Record set →
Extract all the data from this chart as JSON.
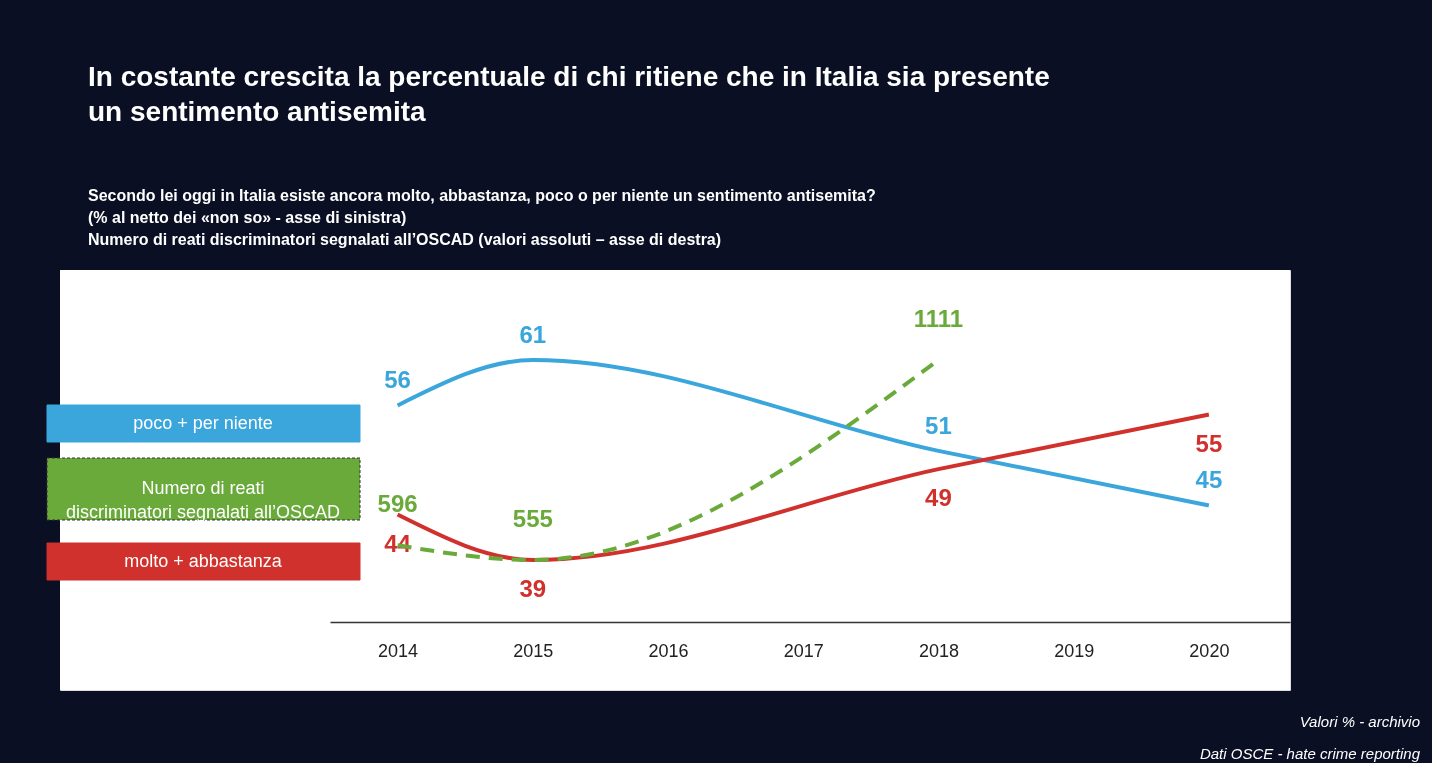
{
  "chart_data": {
    "type": "line",
    "title": "In costante crescita la percentuale di chi ritiene che in Italia sia presente\nun sentimento antisemita",
    "subtitle": "Secondo lei oggi in Italia esiste ancora molto, abbastanza, poco o per niente un sentimento antisemita?\n(% al netto dei «non so» - asse di sinistra)\nNumero di reati discriminatori segnalati all’OSCAD (valori assoluti – asse di destra)",
    "xticks": [
      2014,
      2015,
      2016,
      2017,
      2018,
      2019,
      2020
    ],
    "xlim": [
      2013.5,
      2020.6
    ],
    "series": [
      {
        "name": "poco + per niente",
        "color": "#3aa6dc",
        "x": [
          2014,
          2015,
          2018,
          2020
        ],
        "values": [
          56,
          61,
          51,
          45
        ],
        "line_style": "solid"
      },
      {
        "name": "Numero di reati discriminatori segnalati all’OSCAD",
        "color": "#6aaa3a",
        "x": [
          2014,
          2015,
          2018
        ],
        "values": [
          596,
          555,
          1111
        ],
        "axis": "y2",
        "line_style": "dashed"
      },
      {
        "name": "molto + abbastanza",
        "color": "#d0312d",
        "x": [
          2014,
          2015,
          2018,
          2020
        ],
        "values": [
          44,
          39,
          49,
          55
        ],
        "line_style": "solid"
      }
    ],
    "data_labels": true,
    "marker": "none",
    "grid": false,
    "legend": "left",
    "tick_labels": "x",
    "annotations": [
      "Valori % - archivio",
      "Dati OSCE  - hate crime reporting"
    ]
  }
}
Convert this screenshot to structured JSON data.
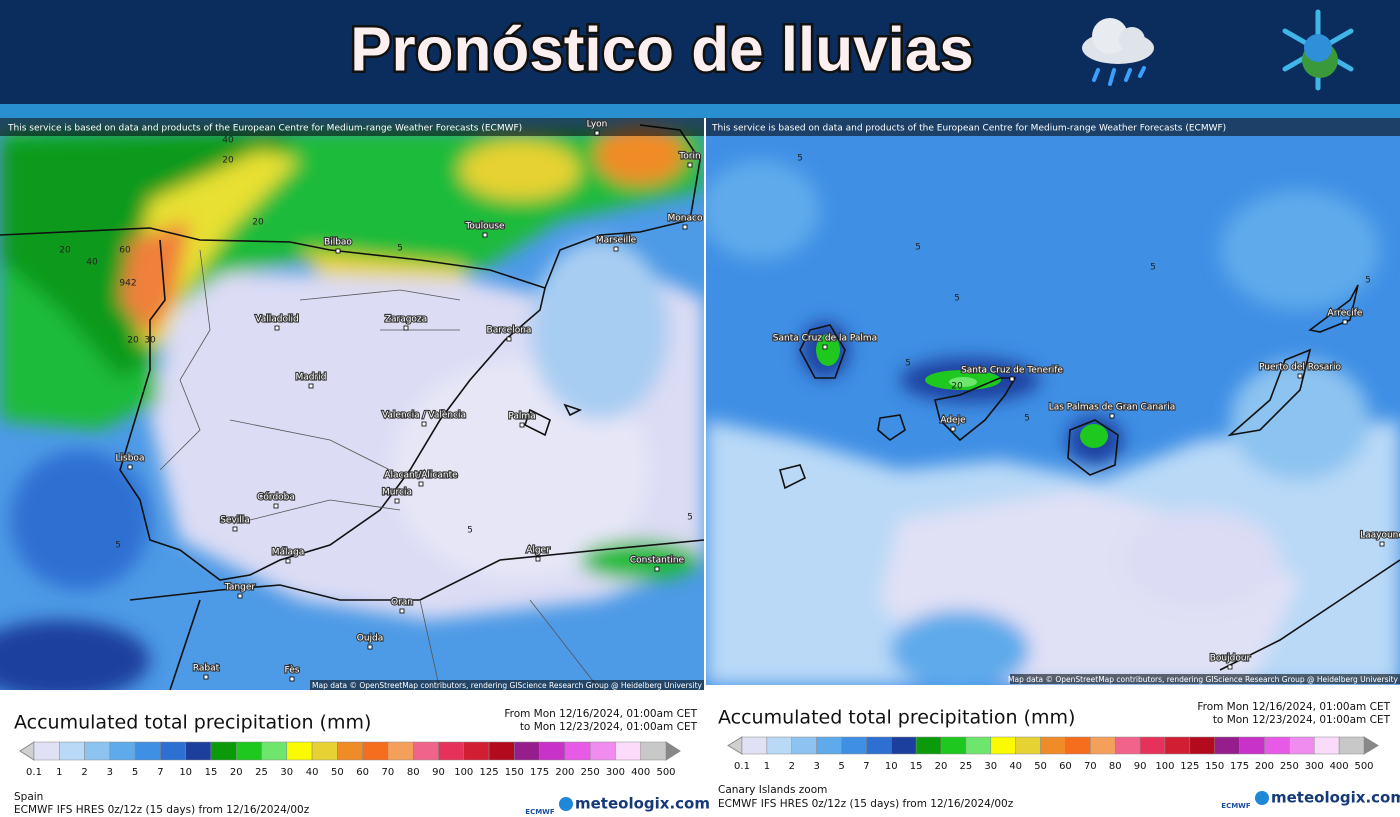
{
  "header": {
    "title": "Pronóstico de lluvias"
  },
  "scale": {
    "labels": [
      0.1,
      1,
      2,
      3,
      5,
      7,
      10,
      15,
      20,
      25,
      30,
      40,
      50,
      60,
      70,
      80,
      90,
      100,
      125,
      150,
      175,
      200,
      250,
      300,
      400,
      500
    ],
    "colors": [
      "#e1e1f5",
      "#b9d9f7",
      "#8cc3f0",
      "#5eaaeb",
      "#3f8fe5",
      "#2d70d2",
      "#1c3f9e",
      "#0a9a0a",
      "#1ec81e",
      "#6ee66e",
      "#fafa00",
      "#e6d232",
      "#f08c28",
      "#f56e1e",
      "#f5a05a",
      "#f0648c",
      "#e6325a",
      "#d21e32",
      "#b40a1e",
      "#961e8c",
      "#c832c8",
      "#e65ae6",
      "#f08cf0",
      "#fadcfa",
      "#c8c8c8"
    ]
  },
  "panels": [
    {
      "notice": "This service is based on data and products of the European Centre for Medium-range Weather Forecasts (ECMWF)",
      "places": [
        "Lyon",
        "Torin",
        "Toulouse",
        "Monaco",
        "Bilbao",
        "Marseille",
        "Valladolid",
        "Zaragoza",
        "Barcelona",
        "Madrid",
        "Valencia / València",
        "Palma",
        "Lisboa",
        "Alacant/Alicante",
        "Murcia",
        "Córdoba",
        "Sevilla",
        "Málaga",
        "Alger",
        "Constantine",
        "Tanger",
        "Oran",
        "Oujda",
        "Rabat",
        "Fès"
      ],
      "contours": [
        "20",
        "40",
        "20",
        "60",
        "40",
        "942",
        "20",
        "30",
        "20",
        "5",
        "5",
        "5",
        "5"
      ],
      "attribution": "Map data © OpenStreetMap contributors, rendering GIScience Research Group @ Heidelberg University",
      "legend_title": "Accumulated total precipitation (mm)",
      "period": [
        "From Mon 12/16/2024, 01:00am CET",
        "to Mon 12/23/2024, 01:00am CET"
      ],
      "region": "Spain",
      "model": "ECMWF IFS HRES 0z/12z (15 days) from 12/16/2024/00z",
      "ecmwf": "ECMWF",
      "brand": "meteologix.com"
    },
    {
      "notice": "This service is based on data and products of the European Centre for Medium-range Weather Forecasts (ECMWF)",
      "places": [
        "Santa Cruz de la Palma",
        "Santa Cruz de Tenerife",
        "Adeje",
        "Las Palmas de Gran Canaria",
        "Puerto del Rosario",
        "Arrecife",
        "Boujdour",
        "Laayoune"
      ],
      "contours": [
        "5",
        "5",
        "5",
        "5",
        "5",
        "20",
        "5",
        "5"
      ],
      "attribution": "Map data © OpenStreetMap contributors, rendering GIScience Research Group @ Heidelberg University",
      "legend_title": "Accumulated total precipitation (mm)",
      "period": [
        "From Mon 12/16/2024, 01:00am CET",
        "to Mon 12/23/2024, 01:00am CET"
      ],
      "region": "Canary Islands zoom",
      "model": "ECMWF IFS HRES 0z/12z (15 days) from 12/16/2024/00z",
      "ecmwf": "ECMWF",
      "brand": "meteologix.com"
    }
  ]
}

Brief →
A faithful copy of the records above is needed, with the pictures left out.

Written answer →
Extract all the data from this chart as JSON.
{
  "chart_data": {
    "type": "line",
    "title": "In costante crescita la percentuale di chi ritiene che in Italia sia presente\nun sentimento antisemita",
    "subtitle": "Secondo lei oggi in Italia esiste ancora molto, abbastanza, poco o per niente un sentimento antisemita?\n(% al netto dei «non so» - asse di sinistra)\nNumero di reati discriminatori segnalati all’OSCAD (valori assoluti – asse di destra)",
    "xticks": [
      2014,
      2015,
      2016,
      2017,
      2018,
      2019,
      2020
    ],
    "xlim": [
      2013.5,
      2020.6
    ],
    "series": [
      {
        "name": "poco + per niente",
        "color": "#3aa6dc",
        "x": [
          2014,
          2015,
          2018,
          2020
        ],
        "values": [
          56,
          61,
          51,
          45
        ],
        "line_style": "solid"
      },
      {
        "name": "Numero di reati discriminatori segnalati all’OSCAD",
        "color": "#6aaa3a",
        "x": [
          2014,
          2015,
          2018
        ],
        "values": [
          596,
          555,
          1111
        ],
        "axis": "y2",
        "line_style": "dashed"
      },
      {
        "name": "molto + abbastanza",
        "color": "#d0312d",
        "x": [
          2014,
          2015,
          2018,
          2020
        ],
        "values": [
          44,
          39,
          49,
          55
        ],
        "line_style": "solid"
      }
    ],
    "data_labels": true,
    "marker": "none",
    "grid": false,
    "legend": "left",
    "tick_labels": "x",
    "annotations": [
      "Valori % - archivio",
      "Dati OSCE  - hate crime reporting"
    ]
  }
}
Convert this screenshot to structured JSON data.
{
  "header": {
    "title": "Pronóstico de lluvias"
  },
  "scale": {
    "labels": [
      0.1,
      1,
      2,
      3,
      5,
      7,
      10,
      15,
      20,
      25,
      30,
      40,
      50,
      60,
      70,
      80,
      90,
      100,
      125,
      150,
      175,
      200,
      250,
      300,
      400,
      500
    ],
    "colors": [
      "#e1e1f5",
      "#b9d9f7",
      "#8cc3f0",
      "#5eaaeb",
      "#3f8fe5",
      "#2d70d2",
      "#1c3f9e",
      "#0a9a0a",
      "#1ec81e",
      "#6ee66e",
      "#fafa00",
      "#e6d232",
      "#f08c28",
      "#f56e1e",
      "#f5a05a",
      "#f0648c",
      "#e6325a",
      "#d21e32",
      "#b40a1e",
      "#961e8c",
      "#c832c8",
      "#e65ae6",
      "#f08cf0",
      "#fadcfa",
      "#c8c8c8"
    ]
  },
  "panels": [
    {
      "notice": "This service is based on data and products of the European Centre for Medium-range Weather Forecasts (ECMWF)",
      "places": [
        "Lyon",
        "Torin",
        "Toulouse",
        "Monaco",
        "Bilbao",
        "Marseille",
        "Valladolid",
        "Zaragoza",
        "Barcelona",
        "Madrid",
        "Valencia / València",
        "Palma",
        "Lisboa",
        "Alacant/Alicante",
        "Murcia",
        "Córdoba",
        "Sevilla",
        "Málaga",
        "Alger",
        "Constantine",
        "Tanger",
        "Oran",
        "Oujda",
        "Rabat",
        "Fès"
      ],
      "contours": [
        "20",
        "40",
        "20",
        "60",
        "40",
        "942",
        "20",
        "30",
        "20",
        "5",
        "5",
        "5",
        "5"
      ],
      "attribution": "Map data © OpenStreetMap contributors, rendering GIScience Research Group @ Heidelberg University",
      "legend_title": "Accumulated total precipitation (mm)",
      "period": [
        "From Mon 12/16/2024, 01:00am CET",
        "to Mon 12/23/2024, 01:00am CET"
      ],
      "region": "Spain",
      "model": "ECMWF IFS HRES 0z/12z (15 days) from 12/16/2024/00z",
      "ecmwf": "ECMWF",
      "brand": "meteologix.com"
    },
    {
      "notice": "This service is based on data and products of the European Centre for Medium-range Weather Forecasts (ECMWF)",
      "places": [
        "Santa Cruz de la Palma",
        "Santa Cruz de Tenerife",
        "Adeje",
        "Las Palmas de Gran Canaria",
        "Puerto del Rosario",
        "Arrecife",
        "Boujdour",
        "Laayoune"
      ],
      "contours": [
        "5",
        "5",
        "5",
        "5",
        "5",
        "20",
        "5",
        "5"
      ],
      "attribution": "Map data © OpenStreetMap contributors, rendering GIScience Research Group @ Heidelberg University",
      "legend_title": "Accumulated total precipitation (mm)",
      "period": [
        "From Mon 12/16/2024, 01:00am CET",
        "to Mon 12/23/2024, 01:00am CET"
      ],
      "region": "Canary Islands zoom",
      "model": "ECMWF IFS HRES 0z/12z (15 days) from 12/16/2024/00z",
      "ecmwf": "ECMWF",
      "brand": "meteologix.com"
    }
  ]
}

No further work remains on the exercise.